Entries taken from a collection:
· · ·
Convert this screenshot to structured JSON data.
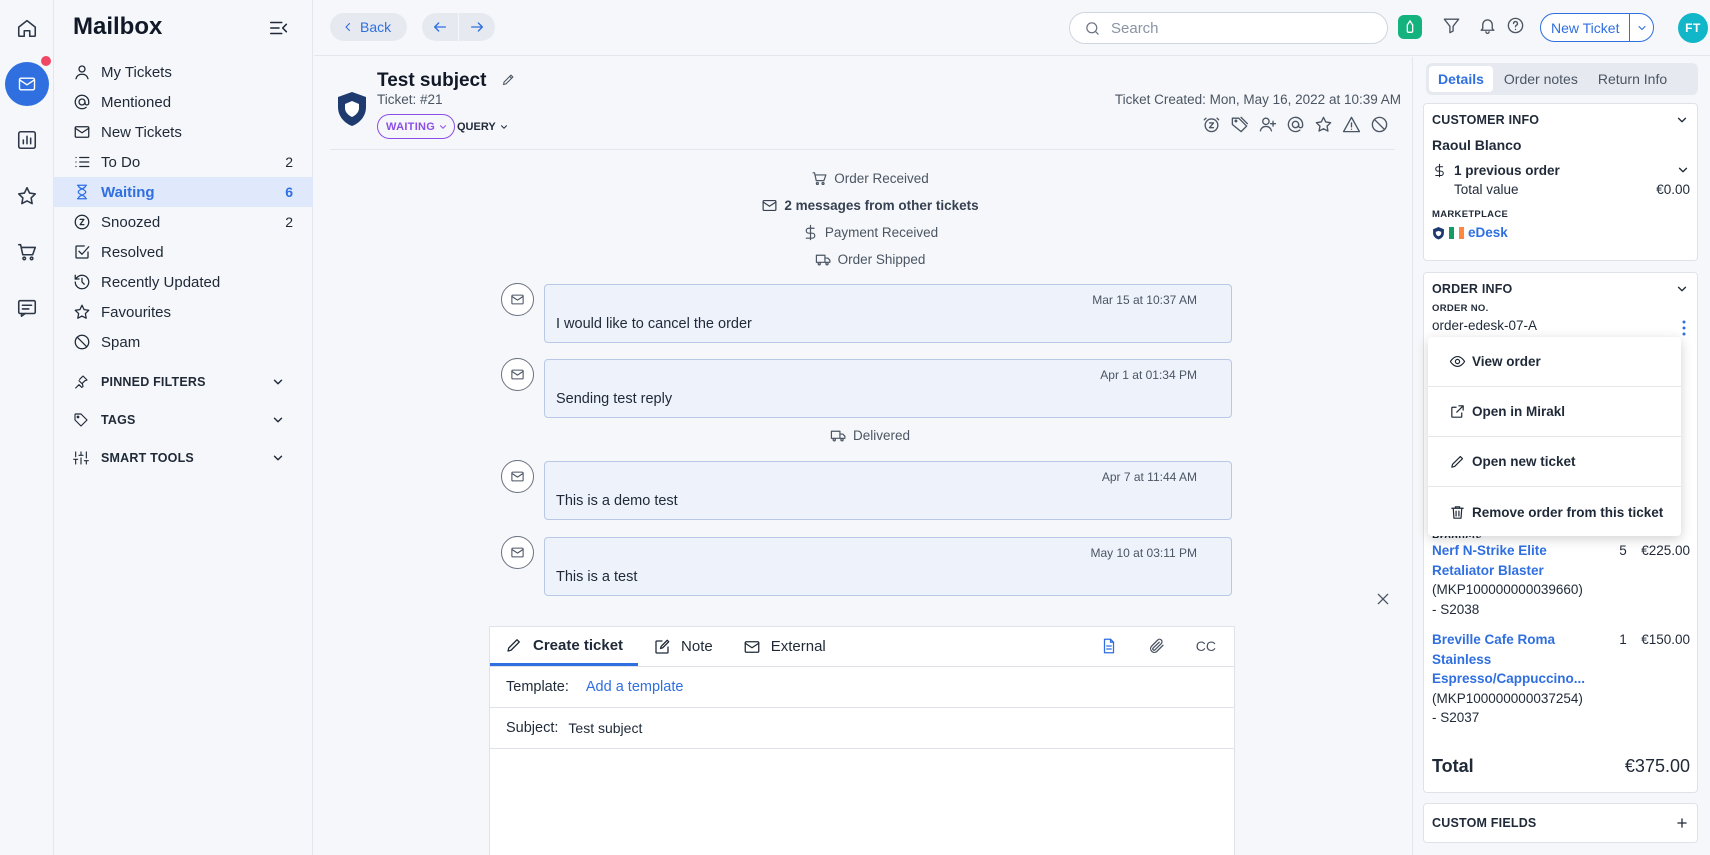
{
  "sidebar": {
    "title": "Mailbox",
    "items": [
      {
        "label": "My Tickets",
        "count": "",
        "icon": "user-icon"
      },
      {
        "label": "Mentioned",
        "count": "",
        "icon": "at-icon"
      },
      {
        "label": "New Tickets",
        "count": "",
        "icon": "envelope-icon"
      },
      {
        "label": "To Do",
        "count": "2",
        "icon": "list-icon"
      },
      {
        "label": "Waiting",
        "count": "6",
        "icon": "hourglass-icon"
      },
      {
        "label": "Snoozed",
        "count": "2",
        "icon": "snooze-icon"
      },
      {
        "label": "Resolved",
        "count": "",
        "icon": "check-square-icon"
      },
      {
        "label": "Recently Updated",
        "count": "",
        "icon": "history-icon"
      },
      {
        "label": "Favourites",
        "count": "",
        "icon": "star-icon"
      },
      {
        "label": "Spam",
        "count": "",
        "icon": "ban-icon"
      }
    ],
    "sections": [
      {
        "label": "PINNED FILTERS"
      },
      {
        "label": "TAGS"
      },
      {
        "label": "SMART TOOLS"
      }
    ]
  },
  "topbar": {
    "back_label": "Back",
    "search_placeholder": "Search",
    "new_ticket_label": "New Ticket",
    "avatar_initials": "FT"
  },
  "ticket": {
    "title": "Test subject",
    "number": "Ticket: #21",
    "status": "WAITING",
    "type": "QUERY",
    "created": "Ticket Created: Mon, May 16, 2022 at 10:39 AM"
  },
  "timeline": {
    "events": [
      {
        "label": "Order Received"
      },
      {
        "label": "2 messages from other tickets"
      },
      {
        "label": "Payment Received"
      },
      {
        "label": "Order Shipped"
      },
      {
        "label": "Delivered"
      }
    ],
    "messages": [
      {
        "time": "Mar 15 at 10:37 AM",
        "body": "I would like to cancel the order"
      },
      {
        "time": "Apr 1 at 01:34 PM",
        "body": "Sending test reply"
      },
      {
        "time": "Apr 7 at 11:44 AM",
        "body": "This is a demo test"
      },
      {
        "time": "May 10 at 03:11 PM",
        "body": "This is a test"
      }
    ]
  },
  "composer": {
    "tabs": [
      {
        "label": "Create ticket"
      },
      {
        "label": "Note"
      },
      {
        "label": "External"
      }
    ],
    "cc_label": "CC",
    "template_label": "Template:",
    "template_link": "Add a template",
    "subject_label": "Subject:",
    "subject_value": "Test subject"
  },
  "right_panel": {
    "tabs": [
      {
        "label": "Details"
      },
      {
        "label": "Order notes"
      },
      {
        "label": "Return Info"
      }
    ],
    "customer": {
      "heading": "CUSTOMER INFO",
      "name": "Raoul Blanco",
      "orders": "1 previous order",
      "total_label": "Total value",
      "total_value": "€0.00",
      "marketplace_label": "MARKETPLACE",
      "marketplace": "eDesk"
    },
    "order": {
      "heading": "ORDER INFO",
      "number_label": "ORDER NO.",
      "number": "order-edesk-07-A",
      "products_label_partial": "Products",
      "products": [
        {
          "name1": "Nerf N-Strike Elite",
          "name2": "Retaliator Blaster",
          "sku": "(MKP100000000039660)",
          "code": "- S2038",
          "qty": "5",
          "price": "€225.00"
        },
        {
          "name1": "Breville Cafe Roma",
          "name2": "Stainless",
          "name3": "Espresso/Cappuccino...",
          "sku": "(MKP100000000037254)",
          "code": "- S2037",
          "qty": "1",
          "price": "€150.00"
        }
      ],
      "total_label": "Total",
      "total_value": "€375.00"
    },
    "custom_fields": "CUSTOM FIELDS",
    "menu": [
      {
        "label": "View order"
      },
      {
        "label": "Open in Mirakl"
      },
      {
        "label": "Open new ticket"
      },
      {
        "label": "Remove order from this ticket"
      }
    ]
  },
  "colors": {
    "accent": "#2f6fe0",
    "status_waiting": "#8b4fe8",
    "avatar": "#12b6c9",
    "notification": "#ef4765",
    "brand_green": "#14b37d"
  }
}
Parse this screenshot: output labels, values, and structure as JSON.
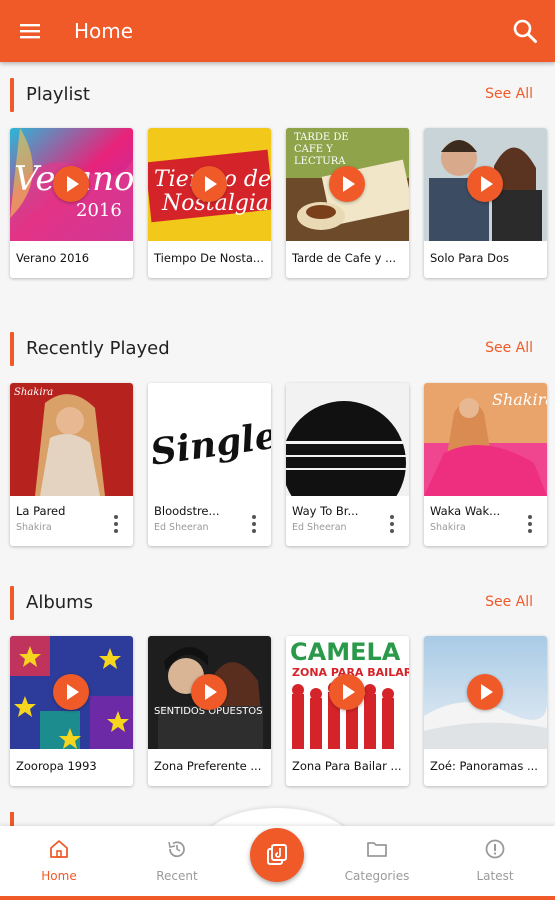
· · ·
__Aim__: What is the number of lines in the records that contain "Open"? Give that number only.

__Exercise response__: 2